WHAT THIS TASK INVOLVES =>
Give the number of lines containing the word "políticos", and nothing else.

# start of DATASET CONTENT

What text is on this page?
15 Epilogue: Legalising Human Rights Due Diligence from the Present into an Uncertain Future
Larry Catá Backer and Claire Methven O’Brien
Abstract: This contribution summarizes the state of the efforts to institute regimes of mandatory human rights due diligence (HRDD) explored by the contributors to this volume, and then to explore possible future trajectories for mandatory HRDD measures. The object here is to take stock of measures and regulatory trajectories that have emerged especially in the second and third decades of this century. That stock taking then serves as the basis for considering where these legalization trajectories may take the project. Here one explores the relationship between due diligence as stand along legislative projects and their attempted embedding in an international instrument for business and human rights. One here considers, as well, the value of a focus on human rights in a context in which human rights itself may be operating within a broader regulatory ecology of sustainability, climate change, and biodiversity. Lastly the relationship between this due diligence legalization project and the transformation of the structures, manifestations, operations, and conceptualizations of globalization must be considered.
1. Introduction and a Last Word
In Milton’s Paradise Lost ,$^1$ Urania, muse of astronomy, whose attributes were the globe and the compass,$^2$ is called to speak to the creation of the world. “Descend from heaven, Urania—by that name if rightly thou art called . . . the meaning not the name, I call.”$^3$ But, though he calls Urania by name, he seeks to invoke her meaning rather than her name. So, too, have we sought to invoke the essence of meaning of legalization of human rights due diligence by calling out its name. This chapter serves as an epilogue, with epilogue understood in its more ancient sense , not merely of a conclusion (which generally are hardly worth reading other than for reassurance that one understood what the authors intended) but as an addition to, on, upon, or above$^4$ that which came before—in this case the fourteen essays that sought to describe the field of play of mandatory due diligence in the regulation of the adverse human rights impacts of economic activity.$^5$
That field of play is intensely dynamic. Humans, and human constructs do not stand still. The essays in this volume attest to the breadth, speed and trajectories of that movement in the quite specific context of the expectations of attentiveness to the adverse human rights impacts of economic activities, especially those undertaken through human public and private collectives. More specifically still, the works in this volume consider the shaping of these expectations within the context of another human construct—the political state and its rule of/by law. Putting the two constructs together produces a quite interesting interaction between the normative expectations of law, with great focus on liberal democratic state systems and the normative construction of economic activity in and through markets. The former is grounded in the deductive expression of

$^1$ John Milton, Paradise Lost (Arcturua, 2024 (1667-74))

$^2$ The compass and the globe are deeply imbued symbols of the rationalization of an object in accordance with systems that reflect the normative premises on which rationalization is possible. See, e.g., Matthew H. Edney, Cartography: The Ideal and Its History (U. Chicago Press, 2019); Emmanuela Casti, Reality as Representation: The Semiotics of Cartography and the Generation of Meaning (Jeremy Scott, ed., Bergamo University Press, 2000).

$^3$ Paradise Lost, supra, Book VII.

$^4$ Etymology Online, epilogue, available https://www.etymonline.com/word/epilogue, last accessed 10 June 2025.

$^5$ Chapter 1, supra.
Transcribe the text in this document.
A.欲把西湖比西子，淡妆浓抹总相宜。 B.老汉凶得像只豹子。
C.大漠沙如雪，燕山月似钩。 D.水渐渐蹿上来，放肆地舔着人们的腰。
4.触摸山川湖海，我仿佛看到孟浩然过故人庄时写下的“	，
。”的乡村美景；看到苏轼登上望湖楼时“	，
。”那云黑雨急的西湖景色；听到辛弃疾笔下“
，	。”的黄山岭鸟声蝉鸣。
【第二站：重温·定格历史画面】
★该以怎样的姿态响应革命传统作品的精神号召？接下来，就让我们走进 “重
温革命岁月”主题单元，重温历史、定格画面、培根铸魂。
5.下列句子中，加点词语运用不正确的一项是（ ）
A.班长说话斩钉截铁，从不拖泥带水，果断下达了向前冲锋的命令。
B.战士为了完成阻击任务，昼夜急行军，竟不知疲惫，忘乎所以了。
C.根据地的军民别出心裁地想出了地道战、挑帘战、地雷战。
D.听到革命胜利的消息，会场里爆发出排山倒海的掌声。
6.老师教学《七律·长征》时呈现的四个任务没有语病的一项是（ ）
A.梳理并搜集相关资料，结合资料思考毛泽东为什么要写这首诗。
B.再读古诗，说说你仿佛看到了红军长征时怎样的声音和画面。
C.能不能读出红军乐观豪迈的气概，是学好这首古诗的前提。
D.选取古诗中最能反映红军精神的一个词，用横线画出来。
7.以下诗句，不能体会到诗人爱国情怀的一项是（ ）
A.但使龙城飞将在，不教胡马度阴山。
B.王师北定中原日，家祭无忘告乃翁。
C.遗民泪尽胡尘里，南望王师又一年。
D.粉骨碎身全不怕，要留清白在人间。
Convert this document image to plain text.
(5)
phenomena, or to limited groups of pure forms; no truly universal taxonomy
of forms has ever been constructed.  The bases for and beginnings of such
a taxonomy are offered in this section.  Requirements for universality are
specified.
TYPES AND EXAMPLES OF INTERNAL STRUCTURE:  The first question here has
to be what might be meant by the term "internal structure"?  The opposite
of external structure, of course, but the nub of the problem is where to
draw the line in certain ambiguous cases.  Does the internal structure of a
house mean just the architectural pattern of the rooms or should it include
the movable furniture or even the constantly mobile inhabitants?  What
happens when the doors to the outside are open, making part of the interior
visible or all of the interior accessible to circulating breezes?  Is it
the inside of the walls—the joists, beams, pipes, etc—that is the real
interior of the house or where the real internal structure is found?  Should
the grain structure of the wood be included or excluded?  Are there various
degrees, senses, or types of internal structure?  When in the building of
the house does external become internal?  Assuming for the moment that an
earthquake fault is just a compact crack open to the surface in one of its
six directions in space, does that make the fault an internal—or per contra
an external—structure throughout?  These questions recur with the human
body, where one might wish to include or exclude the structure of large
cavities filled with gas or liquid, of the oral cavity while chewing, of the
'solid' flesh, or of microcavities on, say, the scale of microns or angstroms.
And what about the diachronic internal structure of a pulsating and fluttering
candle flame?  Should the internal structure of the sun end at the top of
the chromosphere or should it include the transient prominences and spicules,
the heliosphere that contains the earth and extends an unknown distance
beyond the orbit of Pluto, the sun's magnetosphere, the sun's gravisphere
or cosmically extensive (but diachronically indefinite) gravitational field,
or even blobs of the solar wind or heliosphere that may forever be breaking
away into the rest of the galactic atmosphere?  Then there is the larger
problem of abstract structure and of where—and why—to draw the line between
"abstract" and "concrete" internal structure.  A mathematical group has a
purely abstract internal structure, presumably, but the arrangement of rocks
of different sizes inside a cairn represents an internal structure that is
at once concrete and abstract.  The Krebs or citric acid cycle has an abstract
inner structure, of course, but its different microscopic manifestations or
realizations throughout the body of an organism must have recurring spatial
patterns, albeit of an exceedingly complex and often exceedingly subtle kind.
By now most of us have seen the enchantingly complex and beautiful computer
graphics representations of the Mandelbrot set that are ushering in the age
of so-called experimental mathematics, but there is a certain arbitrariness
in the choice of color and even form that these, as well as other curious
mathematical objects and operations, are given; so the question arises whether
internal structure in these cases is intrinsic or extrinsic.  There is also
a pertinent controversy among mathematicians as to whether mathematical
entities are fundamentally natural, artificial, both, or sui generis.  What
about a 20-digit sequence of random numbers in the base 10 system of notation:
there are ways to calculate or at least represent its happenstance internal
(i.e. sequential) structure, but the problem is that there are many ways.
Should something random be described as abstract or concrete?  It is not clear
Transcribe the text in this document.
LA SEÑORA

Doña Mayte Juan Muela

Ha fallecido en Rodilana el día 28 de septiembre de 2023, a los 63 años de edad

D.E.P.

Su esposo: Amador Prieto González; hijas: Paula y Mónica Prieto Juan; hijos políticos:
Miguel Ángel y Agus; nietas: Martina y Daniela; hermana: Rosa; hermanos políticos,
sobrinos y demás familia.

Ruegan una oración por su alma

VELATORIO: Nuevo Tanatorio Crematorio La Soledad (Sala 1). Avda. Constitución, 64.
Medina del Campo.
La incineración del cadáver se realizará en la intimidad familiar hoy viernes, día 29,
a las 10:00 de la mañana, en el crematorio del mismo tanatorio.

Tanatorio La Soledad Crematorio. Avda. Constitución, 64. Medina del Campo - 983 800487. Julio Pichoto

# end of DATASET CONTENT

WRITTEN SOLUTION =>
2